What the task asks. State how many lines of the entries hold the string "تمربص". Reply with the number alone.

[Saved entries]
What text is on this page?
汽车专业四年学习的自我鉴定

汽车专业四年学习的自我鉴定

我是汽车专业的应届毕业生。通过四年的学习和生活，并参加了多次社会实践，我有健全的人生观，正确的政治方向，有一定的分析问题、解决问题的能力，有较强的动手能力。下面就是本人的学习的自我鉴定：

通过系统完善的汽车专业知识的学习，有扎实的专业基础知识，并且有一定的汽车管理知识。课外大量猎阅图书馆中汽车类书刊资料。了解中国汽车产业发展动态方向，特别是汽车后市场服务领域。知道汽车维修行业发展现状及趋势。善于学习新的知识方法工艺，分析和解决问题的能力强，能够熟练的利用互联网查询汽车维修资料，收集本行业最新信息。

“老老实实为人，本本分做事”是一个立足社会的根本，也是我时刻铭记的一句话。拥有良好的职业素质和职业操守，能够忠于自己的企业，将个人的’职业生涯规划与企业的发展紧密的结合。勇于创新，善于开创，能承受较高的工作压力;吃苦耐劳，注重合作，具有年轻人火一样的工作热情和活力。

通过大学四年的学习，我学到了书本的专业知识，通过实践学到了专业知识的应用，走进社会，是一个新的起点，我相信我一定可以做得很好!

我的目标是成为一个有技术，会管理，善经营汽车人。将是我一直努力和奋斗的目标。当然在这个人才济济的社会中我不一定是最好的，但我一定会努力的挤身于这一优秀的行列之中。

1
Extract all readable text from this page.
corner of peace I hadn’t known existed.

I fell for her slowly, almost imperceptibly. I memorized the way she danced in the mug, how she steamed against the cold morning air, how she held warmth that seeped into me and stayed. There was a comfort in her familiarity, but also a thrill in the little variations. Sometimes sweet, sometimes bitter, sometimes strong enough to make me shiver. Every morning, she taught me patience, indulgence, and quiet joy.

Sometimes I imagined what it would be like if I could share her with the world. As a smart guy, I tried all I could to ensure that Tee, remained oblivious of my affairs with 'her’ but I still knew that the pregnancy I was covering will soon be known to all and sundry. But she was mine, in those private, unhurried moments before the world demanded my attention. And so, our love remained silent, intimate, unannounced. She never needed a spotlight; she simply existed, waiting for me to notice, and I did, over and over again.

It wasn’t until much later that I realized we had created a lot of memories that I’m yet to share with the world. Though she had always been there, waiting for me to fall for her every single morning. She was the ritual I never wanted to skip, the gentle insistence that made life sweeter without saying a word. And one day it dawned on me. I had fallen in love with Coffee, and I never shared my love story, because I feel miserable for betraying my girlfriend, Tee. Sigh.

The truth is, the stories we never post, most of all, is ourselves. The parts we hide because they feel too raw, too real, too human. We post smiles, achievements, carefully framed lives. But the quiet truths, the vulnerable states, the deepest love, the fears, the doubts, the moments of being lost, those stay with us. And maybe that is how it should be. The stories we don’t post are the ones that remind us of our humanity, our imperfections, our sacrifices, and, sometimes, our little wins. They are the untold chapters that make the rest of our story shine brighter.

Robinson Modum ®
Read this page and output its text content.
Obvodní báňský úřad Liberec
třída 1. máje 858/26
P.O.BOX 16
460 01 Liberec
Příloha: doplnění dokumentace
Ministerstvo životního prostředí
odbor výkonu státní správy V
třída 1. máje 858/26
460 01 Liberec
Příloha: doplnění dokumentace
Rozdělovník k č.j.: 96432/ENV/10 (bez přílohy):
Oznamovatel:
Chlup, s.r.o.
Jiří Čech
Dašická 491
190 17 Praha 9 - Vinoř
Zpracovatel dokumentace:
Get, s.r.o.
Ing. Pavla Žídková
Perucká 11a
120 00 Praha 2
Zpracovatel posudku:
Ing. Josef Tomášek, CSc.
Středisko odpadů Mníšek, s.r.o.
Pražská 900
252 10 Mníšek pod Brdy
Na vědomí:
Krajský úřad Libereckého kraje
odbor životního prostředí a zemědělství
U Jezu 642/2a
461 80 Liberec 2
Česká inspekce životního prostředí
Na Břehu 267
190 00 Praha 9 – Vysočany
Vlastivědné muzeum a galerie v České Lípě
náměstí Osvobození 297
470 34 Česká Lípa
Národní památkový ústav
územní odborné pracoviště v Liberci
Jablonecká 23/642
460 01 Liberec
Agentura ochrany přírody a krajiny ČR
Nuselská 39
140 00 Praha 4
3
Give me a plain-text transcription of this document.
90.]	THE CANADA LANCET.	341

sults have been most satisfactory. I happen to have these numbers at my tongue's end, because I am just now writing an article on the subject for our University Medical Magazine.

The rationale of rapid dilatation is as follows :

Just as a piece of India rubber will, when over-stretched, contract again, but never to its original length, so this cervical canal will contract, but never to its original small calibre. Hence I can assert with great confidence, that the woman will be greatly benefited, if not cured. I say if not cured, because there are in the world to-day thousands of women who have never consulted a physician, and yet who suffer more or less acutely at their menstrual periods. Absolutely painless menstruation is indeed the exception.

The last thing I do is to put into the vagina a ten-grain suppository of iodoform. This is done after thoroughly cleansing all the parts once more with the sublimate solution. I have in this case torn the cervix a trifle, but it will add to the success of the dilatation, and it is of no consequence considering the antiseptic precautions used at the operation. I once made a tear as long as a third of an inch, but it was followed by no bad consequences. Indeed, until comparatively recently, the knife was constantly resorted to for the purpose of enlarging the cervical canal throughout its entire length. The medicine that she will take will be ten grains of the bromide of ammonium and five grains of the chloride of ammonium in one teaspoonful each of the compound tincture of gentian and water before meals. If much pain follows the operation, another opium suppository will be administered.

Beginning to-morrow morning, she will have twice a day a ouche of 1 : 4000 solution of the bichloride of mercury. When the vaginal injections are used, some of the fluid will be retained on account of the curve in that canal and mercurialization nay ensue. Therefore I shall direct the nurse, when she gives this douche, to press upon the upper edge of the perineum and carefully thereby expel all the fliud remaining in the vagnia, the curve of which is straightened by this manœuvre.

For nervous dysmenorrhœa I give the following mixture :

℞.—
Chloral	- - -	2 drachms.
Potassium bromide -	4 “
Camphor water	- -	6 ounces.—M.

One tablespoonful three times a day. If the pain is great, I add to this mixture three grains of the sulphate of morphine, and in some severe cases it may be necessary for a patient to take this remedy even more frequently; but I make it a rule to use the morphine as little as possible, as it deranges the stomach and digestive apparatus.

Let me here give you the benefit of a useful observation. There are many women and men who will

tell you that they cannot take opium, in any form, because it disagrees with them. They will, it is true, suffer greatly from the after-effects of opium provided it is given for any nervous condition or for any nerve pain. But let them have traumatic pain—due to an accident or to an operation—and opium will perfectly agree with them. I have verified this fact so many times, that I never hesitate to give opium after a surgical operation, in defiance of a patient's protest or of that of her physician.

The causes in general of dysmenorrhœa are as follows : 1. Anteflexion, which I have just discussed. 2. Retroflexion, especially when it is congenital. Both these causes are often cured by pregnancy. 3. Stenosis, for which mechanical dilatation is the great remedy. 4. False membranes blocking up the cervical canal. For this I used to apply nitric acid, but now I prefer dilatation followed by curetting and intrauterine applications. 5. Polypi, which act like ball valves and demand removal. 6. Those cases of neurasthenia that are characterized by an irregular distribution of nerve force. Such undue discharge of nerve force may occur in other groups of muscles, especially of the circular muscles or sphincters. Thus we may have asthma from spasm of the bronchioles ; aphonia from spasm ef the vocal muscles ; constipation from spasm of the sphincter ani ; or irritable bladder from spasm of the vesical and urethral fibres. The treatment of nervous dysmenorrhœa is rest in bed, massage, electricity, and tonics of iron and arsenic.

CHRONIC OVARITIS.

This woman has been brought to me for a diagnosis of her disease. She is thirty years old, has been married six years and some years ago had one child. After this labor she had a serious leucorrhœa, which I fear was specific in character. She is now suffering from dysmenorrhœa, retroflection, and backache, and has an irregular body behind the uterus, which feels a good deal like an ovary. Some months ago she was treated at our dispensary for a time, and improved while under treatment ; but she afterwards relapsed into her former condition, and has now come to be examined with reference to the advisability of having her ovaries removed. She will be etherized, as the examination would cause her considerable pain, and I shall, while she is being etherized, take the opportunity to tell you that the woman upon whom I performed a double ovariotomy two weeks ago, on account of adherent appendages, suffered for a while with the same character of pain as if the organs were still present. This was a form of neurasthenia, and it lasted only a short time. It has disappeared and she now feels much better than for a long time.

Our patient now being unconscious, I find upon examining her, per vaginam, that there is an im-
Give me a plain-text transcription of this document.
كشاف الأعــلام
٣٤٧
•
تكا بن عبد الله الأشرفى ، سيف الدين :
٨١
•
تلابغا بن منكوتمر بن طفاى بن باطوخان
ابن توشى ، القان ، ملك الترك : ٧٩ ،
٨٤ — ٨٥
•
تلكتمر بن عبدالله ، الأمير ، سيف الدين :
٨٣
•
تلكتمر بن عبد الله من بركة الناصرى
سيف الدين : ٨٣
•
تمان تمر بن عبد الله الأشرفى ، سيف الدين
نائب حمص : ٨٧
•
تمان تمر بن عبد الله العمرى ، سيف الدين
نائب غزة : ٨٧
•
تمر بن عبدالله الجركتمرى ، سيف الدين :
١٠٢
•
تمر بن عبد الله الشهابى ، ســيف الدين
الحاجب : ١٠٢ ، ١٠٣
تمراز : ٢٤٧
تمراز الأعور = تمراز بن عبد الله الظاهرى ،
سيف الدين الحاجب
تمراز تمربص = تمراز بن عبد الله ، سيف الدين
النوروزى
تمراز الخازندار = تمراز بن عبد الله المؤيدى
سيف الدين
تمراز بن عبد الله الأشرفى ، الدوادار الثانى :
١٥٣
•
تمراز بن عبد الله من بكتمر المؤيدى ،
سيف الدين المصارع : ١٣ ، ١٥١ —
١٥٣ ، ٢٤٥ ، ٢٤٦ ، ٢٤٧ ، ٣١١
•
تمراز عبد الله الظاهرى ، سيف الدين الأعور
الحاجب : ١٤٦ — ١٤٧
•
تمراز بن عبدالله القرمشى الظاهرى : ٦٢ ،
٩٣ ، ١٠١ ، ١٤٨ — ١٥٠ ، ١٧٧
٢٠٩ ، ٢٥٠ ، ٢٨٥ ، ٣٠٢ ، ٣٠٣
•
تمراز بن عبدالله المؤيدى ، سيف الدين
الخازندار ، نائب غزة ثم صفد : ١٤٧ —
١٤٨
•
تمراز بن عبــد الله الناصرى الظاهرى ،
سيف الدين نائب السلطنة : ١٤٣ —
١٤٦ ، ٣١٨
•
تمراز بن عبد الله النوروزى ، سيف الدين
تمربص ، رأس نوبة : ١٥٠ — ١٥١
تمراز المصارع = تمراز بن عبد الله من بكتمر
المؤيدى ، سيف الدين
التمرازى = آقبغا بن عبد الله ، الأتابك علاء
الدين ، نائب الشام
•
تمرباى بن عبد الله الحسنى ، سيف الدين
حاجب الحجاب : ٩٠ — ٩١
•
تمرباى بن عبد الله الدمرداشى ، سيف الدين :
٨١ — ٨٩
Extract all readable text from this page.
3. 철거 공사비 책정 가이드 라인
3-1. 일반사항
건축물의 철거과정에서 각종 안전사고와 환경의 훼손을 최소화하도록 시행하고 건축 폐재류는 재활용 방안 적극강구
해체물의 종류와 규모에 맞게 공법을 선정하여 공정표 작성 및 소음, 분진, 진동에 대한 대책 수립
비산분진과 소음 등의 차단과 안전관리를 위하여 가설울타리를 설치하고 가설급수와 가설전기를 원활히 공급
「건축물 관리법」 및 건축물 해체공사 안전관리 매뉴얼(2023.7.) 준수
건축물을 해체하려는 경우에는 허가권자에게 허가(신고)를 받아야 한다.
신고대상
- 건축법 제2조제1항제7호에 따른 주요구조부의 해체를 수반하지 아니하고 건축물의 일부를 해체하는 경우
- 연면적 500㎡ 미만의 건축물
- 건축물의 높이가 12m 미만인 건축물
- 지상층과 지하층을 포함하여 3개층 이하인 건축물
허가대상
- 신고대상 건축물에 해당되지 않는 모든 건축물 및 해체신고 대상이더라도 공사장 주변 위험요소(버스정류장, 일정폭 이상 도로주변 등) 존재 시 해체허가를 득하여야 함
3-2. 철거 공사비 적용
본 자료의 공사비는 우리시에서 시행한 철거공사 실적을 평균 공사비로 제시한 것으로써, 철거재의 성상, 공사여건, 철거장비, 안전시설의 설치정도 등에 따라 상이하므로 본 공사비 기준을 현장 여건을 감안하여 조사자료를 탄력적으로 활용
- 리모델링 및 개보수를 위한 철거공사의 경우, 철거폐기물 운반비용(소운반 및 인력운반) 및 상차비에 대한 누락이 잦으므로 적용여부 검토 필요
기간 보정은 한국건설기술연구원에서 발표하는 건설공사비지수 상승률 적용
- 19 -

Solution to this exercise. 2